### Short task
Give the listing again in full, exactly as written.
======== Material supplied
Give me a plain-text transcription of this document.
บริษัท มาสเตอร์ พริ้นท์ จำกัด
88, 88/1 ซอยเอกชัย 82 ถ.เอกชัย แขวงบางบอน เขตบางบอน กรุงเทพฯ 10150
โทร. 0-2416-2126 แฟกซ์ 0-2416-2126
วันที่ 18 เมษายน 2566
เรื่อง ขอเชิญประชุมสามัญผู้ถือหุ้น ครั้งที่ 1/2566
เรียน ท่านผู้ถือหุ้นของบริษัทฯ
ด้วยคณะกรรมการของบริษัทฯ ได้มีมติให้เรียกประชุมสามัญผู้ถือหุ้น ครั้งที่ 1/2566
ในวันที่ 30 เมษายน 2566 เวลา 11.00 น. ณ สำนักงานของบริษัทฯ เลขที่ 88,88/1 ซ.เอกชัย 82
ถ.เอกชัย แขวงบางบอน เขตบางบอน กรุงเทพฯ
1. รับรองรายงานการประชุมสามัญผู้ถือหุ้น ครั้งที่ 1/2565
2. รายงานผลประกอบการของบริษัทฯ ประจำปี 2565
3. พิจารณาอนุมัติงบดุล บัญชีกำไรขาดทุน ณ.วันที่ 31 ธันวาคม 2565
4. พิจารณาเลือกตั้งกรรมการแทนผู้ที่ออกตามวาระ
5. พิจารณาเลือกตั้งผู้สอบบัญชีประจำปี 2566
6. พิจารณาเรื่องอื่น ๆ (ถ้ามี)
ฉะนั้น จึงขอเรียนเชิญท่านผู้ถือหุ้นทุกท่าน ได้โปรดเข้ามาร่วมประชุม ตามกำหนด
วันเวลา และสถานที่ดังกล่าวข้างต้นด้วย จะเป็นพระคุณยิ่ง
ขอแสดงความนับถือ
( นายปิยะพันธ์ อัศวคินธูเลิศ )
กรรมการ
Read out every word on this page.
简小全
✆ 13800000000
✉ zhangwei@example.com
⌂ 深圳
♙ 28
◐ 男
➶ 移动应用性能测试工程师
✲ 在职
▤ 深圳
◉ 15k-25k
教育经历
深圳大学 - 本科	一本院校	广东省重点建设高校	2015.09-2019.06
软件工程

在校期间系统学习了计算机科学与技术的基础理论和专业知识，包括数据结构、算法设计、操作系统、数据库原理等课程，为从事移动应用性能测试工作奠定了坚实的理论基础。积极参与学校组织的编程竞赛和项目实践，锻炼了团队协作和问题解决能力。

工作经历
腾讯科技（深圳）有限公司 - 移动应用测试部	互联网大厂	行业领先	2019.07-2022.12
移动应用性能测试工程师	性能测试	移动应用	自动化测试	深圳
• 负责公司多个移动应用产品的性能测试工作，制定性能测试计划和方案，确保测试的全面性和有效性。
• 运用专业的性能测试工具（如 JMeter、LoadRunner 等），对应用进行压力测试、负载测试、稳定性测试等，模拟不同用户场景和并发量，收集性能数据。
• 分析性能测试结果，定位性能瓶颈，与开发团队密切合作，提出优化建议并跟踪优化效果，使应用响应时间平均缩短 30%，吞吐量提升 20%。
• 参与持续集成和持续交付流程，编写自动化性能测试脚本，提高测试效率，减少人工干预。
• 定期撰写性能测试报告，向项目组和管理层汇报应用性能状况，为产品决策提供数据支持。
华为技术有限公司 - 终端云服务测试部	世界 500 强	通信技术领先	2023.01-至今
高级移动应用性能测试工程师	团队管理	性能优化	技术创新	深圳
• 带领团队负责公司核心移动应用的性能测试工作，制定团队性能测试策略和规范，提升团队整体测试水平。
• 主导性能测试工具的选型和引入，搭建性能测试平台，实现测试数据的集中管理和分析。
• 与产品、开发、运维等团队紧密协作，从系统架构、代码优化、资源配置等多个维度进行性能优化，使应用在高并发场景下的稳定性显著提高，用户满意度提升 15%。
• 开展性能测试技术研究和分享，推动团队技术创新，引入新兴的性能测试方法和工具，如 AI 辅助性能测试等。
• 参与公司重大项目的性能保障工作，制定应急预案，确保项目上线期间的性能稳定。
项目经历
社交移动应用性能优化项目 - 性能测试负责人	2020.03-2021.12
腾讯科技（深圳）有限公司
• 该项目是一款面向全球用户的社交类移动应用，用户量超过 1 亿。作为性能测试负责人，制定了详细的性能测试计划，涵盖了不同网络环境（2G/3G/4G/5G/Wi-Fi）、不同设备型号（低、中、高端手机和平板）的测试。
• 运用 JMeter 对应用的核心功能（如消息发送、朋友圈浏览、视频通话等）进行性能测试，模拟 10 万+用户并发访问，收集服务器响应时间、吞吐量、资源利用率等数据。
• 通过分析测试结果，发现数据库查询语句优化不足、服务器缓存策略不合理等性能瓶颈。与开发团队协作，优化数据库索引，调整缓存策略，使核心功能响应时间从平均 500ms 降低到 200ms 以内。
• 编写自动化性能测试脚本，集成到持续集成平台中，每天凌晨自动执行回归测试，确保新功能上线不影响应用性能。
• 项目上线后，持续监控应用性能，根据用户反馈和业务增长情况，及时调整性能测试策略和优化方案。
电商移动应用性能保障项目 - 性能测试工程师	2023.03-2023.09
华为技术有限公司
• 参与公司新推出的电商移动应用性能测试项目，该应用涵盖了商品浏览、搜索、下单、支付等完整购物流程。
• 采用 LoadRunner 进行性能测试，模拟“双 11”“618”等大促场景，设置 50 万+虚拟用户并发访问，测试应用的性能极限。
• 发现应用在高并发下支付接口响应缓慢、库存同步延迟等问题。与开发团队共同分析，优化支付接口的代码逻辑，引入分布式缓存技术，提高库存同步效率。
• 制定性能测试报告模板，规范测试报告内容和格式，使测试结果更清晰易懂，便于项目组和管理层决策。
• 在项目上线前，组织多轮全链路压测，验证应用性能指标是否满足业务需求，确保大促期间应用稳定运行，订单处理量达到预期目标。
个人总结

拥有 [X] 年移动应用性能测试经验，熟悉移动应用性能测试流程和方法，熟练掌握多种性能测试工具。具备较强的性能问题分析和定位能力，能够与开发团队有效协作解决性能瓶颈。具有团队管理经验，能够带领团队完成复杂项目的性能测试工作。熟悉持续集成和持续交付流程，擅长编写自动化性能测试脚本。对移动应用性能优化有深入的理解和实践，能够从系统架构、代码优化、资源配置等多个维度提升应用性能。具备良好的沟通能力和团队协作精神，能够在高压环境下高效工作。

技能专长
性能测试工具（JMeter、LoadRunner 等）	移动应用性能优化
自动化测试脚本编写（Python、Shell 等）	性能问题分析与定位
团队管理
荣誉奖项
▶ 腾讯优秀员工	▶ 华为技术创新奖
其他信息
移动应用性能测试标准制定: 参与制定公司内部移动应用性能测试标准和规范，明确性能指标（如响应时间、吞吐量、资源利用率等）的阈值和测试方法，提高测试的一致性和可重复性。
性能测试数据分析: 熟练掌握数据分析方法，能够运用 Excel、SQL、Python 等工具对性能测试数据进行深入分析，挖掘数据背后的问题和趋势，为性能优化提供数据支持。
================
### Full solution
Give me a plain-text transcription of this document.
บริษัท มาสเตอร์ พริ้นท์ จำกัด
88, 88/1 ซอยเอกชัย 82 ถ.เอกชัย แขวงบางบอน เขตบางบอน กรุงเทพฯ 10150
โทร. 0-2416-2126 แฟกซ์ 0-2416-2126
วันที่ 18 เมษายน 2566
เรื่อง ขอเชิญประชุมสามัญผู้ถือหุ้น ครั้งที่ 1/2566
เรียน ท่านผู้ถือหุ้นของบริษัทฯ
ด้วยคณะกรรมการของบริษัทฯ ได้มีมติให้เรียกประชุมสามัญผู้ถือหุ้น ครั้งที่ 1/2566
ในวันที่ 30 เมษายน 2566 เวลา 11.00 น. ณ สำนักงานของบริษัทฯ เลขที่ 88,88/1 ซ.เอกชัย 82
ถ.เอกชัย แขวงบางบอน เขตบางบอน กรุงเทพฯ
1. รับรองรายงานการประชุมสามัญผู้ถือหุ้น ครั้งที่ 1/2565
2. รายงานผลประกอบการของบริษัทฯ ประจำปี 2565
3. พิจารณาอนุมัติงบดุล บัญชีกำไรขาดทุน ณ.วันที่ 31 ธันวาคม 2565
4. พิจารณาเลือกตั้งกรรมการแทนผู้ที่ออกตามวาระ
5. พิจารณาเลือกตั้งผู้สอบบัญชีประจำปี 2566
6. พิจารณาเรื่องอื่น ๆ (ถ้ามี)
ฉะนั้น จึงขอเรียนเชิญท่านผู้ถือหุ้นทุกท่าน ได้โปรดเข้ามาร่วมประชุม ตามกำหนด
วันเวลา และสถานที่ดังกล่าวข้างต้นด้วย จะเป็นพระคุณยิ่ง
ขอแสดงความนับถือ
( นายปิยะพันธ์ อัศวคินธูเลิศ )
กรรมการ
Read out every word on this page.
简小全
✆ 13800000000
✉ zhangwei@example.com
⌂ 深圳
♙ 28
◐ 男
➶ 移动应用性能测试工程师
✲ 在职
▤ 深圳
◉ 15k-25k
教育经历
深圳大学 - 本科	一本院校	广东省重点建设高校	2015.09-2019.06
软件工程

在校期间系统学习了计算机科学与技术的基础理论和专业知识，包括数据结构、算法设计、操作系统、数据库原理等课程，为从事移动应用性能测试工作奠定了坚实的理论基础。积极参与学校组织的编程竞赛和项目实践，锻炼了团队协作和问题解决能力。

工作经历
腾讯科技（深圳）有限公司 - 移动应用测试部	互联网大厂	行业领先	2019.07-2022.12
移动应用性能测试工程师	性能测试	移动应用	自动化测试	深圳
• 负责公司多个移动应用产品的性能测试工作，制定性能测试计划和方案，确保测试的全面性和有效性。
• 运用专业的性能测试工具（如 JMeter、LoadRunner 等），对应用进行压力测试、负载测试、稳定性测试等，模拟不同用户场景和并发量，收集性能数据。
• 分析性能测试结果，定位性能瓶颈，与开发团队密切合作，提出优化建议并跟踪优化效果，使应用响应时间平均缩短 30%，吞吐量提升 20%。
• 参与持续集成和持续交付流程，编写自动化性能测试脚本，提高测试效率，减少人工干预。
• 定期撰写性能测试报告，向项目组和管理层汇报应用性能状况，为产品决策提供数据支持。
华为技术有限公司 - 终端云服务测试部	世界 500 强	通信技术领先	2023.01-至今
高级移动应用性能测试工程师	团队管理	性能优化	技术创新	深圳
• 带领团队负责公司核心移动应用的性能测试工作，制定团队性能测试策略和规范，提升团队整体测试水平。
• 主导性能测试工具的选型和引入，搭建性能测试平台，实现测试数据的集中管理和分析。
• 与产品、开发、运维等团队紧密协作，从系统架构、代码优化、资源配置等多个维度进行性能优化，使应用在高并发场景下的稳定性显著提高，用户满意度提升 15%。
• 开展性能测试技术研究和分享，推动团队技术创新，引入新兴的性能测试方法和工具，如 AI 辅助性能测试等。
• 参与公司重大项目的性能保障工作，制定应急预案，确保项目上线期间的性能稳定。
项目经历
社交移动应用性能优化项目 - 性能测试负责人	2020.03-2021.12
腾讯科技（深圳）有限公司
• 该项目是一款面向全球用户的社交类移动应用，用户量超过 1 亿。作为性能测试负责人，制定了详细的性能测试计划，涵盖了不同网络环境（2G/3G/4G/5G/Wi-Fi）、不同设备型号（低、中、高端手机和平板）的测试。
• 运用 JMeter 对应用的核心功能（如消息发送、朋友圈浏览、视频通话等）进行性能测试，模拟 10 万+用户并发访问，收集服务器响应时间、吞吐量、资源利用率等数据。
• 通过分析测试结果，发现数据库查询语句优化不足、服务器缓存策略不合理等性能瓶颈。与开发团队协作，优化数据库索引，调整缓存策略，使核心功能响应时间从平均 500ms 降低到 200ms 以内。
• 编写自动化性能测试脚本，集成到持续集成平台中，每天凌晨自动执行回归测试，确保新功能上线不影响应用性能。
• 项目上线后，持续监控应用性能，根据用户反馈和业务增长情况，及时调整性能测试策略和优化方案。
电商移动应用性能保障项目 - 性能测试工程师	2023.03-2023.09
华为技术有限公司
• 参与公司新推出的电商移动应用性能测试项目，该应用涵盖了商品浏览、搜索、下单、支付等完整购物流程。
• 采用 LoadRunner 进行性能测试，模拟“双 11”“618”等大促场景，设置 50 万+虚拟用户并发访问，测试应用的性能极限。
• 发现应用在高并发下支付接口响应缓慢、库存同步延迟等问题。与开发团队共同分析，优化支付接口的代码逻辑，引入分布式缓存技术，提高库存同步效率。
• 制定性能测试报告模板，规范测试报告内容和格式，使测试结果更清晰易懂，便于项目组和管理层决策。
• 在项目上线前，组织多轮全链路压测，验证应用性能指标是否满足业务需求，确保大促期间应用稳定运行，订单处理量达到预期目标。
个人总结

拥有 [X] 年移动应用性能测试经验，熟悉移动应用性能测试流程和方法，熟练掌握多种性能测试工具。具备较强的性能问题分析和定位能力，能够与开发团队有效协作解决性能瓶颈。具有团队管理经验，能够带领团队完成复杂项目的性能测试工作。熟悉持续集成和持续交付流程，擅长编写自动化性能测试脚本。对移动应用性能优化有深入的理解和实践，能够从系统架构、代码优化、资源配置等多个维度提升应用性能。具备良好的沟通能力和团队协作精神，能够在高压环境下高效工作。

技能专长
性能测试工具（JMeter、LoadRunner 等）	移动应用性能优化
自动化测试脚本编写（Python、Shell 等）	性能问题分析与定位
团队管理
荣誉奖项
▶ 腾讯优秀员工	▶ 华为技术创新奖
其他信息
移动应用性能测试标准制定: 参与制定公司内部移动应用性能测试标准和规范，明确性能指标（如响应时间、吞吐量、资源利用率等）的阈值和测试方法，提高测试的一致性和可重复性。
性能测试数据分析: 熟练掌握数据分析方法，能够运用 Excel、SQL、Python 等工具对性能测试数据进行深入分析，挖掘数据背后的问题和趋势，为性能优化提供数据支持。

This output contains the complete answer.